--- Start Supplied material ---

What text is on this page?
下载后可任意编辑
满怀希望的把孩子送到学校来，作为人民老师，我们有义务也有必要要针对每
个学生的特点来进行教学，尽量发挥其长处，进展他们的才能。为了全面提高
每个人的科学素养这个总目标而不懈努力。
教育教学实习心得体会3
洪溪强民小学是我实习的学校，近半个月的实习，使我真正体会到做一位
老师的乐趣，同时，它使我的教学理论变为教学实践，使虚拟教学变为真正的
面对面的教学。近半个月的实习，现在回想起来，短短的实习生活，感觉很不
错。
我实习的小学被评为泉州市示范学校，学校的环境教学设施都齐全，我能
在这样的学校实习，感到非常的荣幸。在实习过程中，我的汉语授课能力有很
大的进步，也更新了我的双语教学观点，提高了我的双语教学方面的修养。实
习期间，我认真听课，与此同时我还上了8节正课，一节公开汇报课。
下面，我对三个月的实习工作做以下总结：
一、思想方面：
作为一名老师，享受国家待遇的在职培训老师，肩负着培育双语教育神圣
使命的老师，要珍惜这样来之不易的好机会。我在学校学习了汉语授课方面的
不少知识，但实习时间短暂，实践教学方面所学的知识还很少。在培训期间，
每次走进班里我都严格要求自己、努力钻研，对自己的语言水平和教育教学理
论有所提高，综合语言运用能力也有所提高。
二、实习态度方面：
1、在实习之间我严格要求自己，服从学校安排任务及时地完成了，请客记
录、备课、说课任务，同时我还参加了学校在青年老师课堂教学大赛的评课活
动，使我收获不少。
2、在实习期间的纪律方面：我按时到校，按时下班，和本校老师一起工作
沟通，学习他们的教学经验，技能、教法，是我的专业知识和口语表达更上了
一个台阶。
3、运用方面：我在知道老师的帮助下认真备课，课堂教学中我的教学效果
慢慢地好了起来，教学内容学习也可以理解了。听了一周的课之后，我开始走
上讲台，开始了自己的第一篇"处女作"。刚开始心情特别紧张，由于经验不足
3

--- End Supplied material ---

● **Task directions**
Return each entry from above without altering a single character.

● **The reply**
What text is on this page?
下载后可任意编辑
满怀希望的把孩子送到学校来，作为人民老师，我们有义务也有必要要针对每
个学生的特点来进行教学，尽量发挥其长处，进展他们的才能。为了全面提高
每个人的科学素养这个总目标而不懈努力。
教育教学实习心得体会3
洪溪强民小学是我实习的学校，近半个月的实习，使我真正体会到做一位
老师的乐趣，同时，它使我的教学理论变为教学实践，使虚拟教学变为真正的
面对面的教学。近半个月的实习，现在回想起来，短短的实习生活，感觉很不
错。
我实习的小学被评为泉州市示范学校，学校的环境教学设施都齐全，我能
在这样的学校实习，感到非常的荣幸。在实习过程中，我的汉语授课能力有很
大的进步，也更新了我的双语教学观点，提高了我的双语教学方面的修养。实
习期间，我认真听课，与此同时我还上了8节正课，一节公开汇报课。
下面，我对三个月的实习工作做以下总结：
一、思想方面：
作为一名老师，享受国家待遇的在职培训老师，肩负着培育双语教育神圣
使命的老师，要珍惜这样来之不易的好机会。我在学校学习了汉语授课方面的
不少知识，但实习时间短暂，实践教学方面所学的知识还很少。在培训期间，
每次走进班里我都严格要求自己、努力钻研，对自己的语言水平和教育教学理
论有所提高，综合语言运用能力也有所提高。
二、实习态度方面：
1、在实习之间我严格要求自己，服从学校安排任务及时地完成了，请客记
录、备课、说课任务，同时我还参加了学校在青年老师课堂教学大赛的评课活
动，使我收获不少。
2、在实习期间的纪律方面：我按时到校，按时下班，和本校老师一起工作
沟通，学习他们的教学经验，技能、教法，是我的专业知识和口语表达更上了
一个台阶。
3、运用方面：我在知道老师的帮助下认真备课，课堂教学中我的教学效果
慢慢地好了起来，教学内容学习也可以理解了。听了一周的课之后，我开始走
上讲台，开始了自己的第一篇"处女作"。刚开始心情特别紧张，由于经验不足
3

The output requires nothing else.